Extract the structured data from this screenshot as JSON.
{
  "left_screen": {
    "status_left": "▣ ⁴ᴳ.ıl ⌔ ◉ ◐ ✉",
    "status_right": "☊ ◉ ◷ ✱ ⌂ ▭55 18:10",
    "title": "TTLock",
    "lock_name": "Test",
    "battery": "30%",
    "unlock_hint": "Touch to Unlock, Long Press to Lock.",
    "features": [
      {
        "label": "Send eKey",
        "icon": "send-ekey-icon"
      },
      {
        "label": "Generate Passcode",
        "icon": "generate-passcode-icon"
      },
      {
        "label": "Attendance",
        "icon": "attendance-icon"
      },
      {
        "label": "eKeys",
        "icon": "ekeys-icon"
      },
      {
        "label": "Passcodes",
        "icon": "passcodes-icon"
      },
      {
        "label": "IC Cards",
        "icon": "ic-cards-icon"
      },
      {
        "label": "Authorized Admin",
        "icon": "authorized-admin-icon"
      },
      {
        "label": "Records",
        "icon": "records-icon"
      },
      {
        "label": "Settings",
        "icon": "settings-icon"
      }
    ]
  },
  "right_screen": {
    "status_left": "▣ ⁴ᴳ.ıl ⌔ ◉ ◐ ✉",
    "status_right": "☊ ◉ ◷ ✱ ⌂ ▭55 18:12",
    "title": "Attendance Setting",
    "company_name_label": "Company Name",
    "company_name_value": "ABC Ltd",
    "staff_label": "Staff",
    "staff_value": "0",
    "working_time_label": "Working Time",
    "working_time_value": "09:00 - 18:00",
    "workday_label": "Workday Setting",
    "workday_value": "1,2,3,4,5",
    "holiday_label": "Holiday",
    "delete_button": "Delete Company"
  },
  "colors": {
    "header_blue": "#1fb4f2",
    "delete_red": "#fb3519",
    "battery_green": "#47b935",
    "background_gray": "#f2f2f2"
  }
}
+ + + + + + +
● **EXERCISE AIM**: Go through the data and return every record exactly.

● **THE RESPONSE**:
Extract the structured data from this screenshot as JSON.
{
  "left_screen": {
    "status_left": "▣ ⁴ᴳ.ıl ⌔ ◉ ◐ ✉",
    "status_right": "☊ ◉ ◷ ✱ ⌂ ▭55 18:10",
    "title": "TTLock",
    "lock_name": "Test",
    "battery": "30%",
    "unlock_hint": "Touch to Unlock, Long Press to Lock.",
    "features": [
      {
        "label": "Send eKey",
        "icon": "send-ekey-icon"
      },
      {
        "label": "Generate Passcode",
        "icon": "generate-passcode-icon"
      },
      {
        "label": "Attendance",
        "icon": "attendance-icon"
      },
      {
        "label": "eKeys",
        "icon": "ekeys-icon"
      },
      {
        "label": "Passcodes",
        "icon": "passcodes-icon"
      },
      {
        "label": "IC Cards",
        "icon": "ic-cards-icon"
      },
      {
        "label": "Authorized Admin",
        "icon": "authorized-admin-icon"
      },
      {
        "label": "Records",
        "icon": "records-icon"
      },
      {
        "label": "Settings",
        "icon": "settings-icon"
      }
    ]
  },
  "right_screen": {
    "status_left": "▣ ⁴ᴳ.ıl ⌔ ◉ ◐ ✉",
    "status_right": "☊ ◉ ◷ ✱ ⌂ ▭55 18:12",
    "title": "Attendance Setting",
    "company_name_label": "Company Name",
    "company_name_value": "ABC Ltd",
    "staff_label": "Staff",
    "staff_value": "0",
    "working_time_label": "Working Time",
    "working_time_value": "09:00 - 18:00",
    "workday_label": "Workday Setting",
    "workday_value": "1,2,3,4,5",
    "holiday_label": "Holiday",
    "delete_button": "Delete Company"
  },
  "colors": {
    "header_blue": "#1fb4f2",
    "delete_red": "#fb3519",
    "battery_green": "#47b935",
    "background_gray": "#f2f2f2"
  }
}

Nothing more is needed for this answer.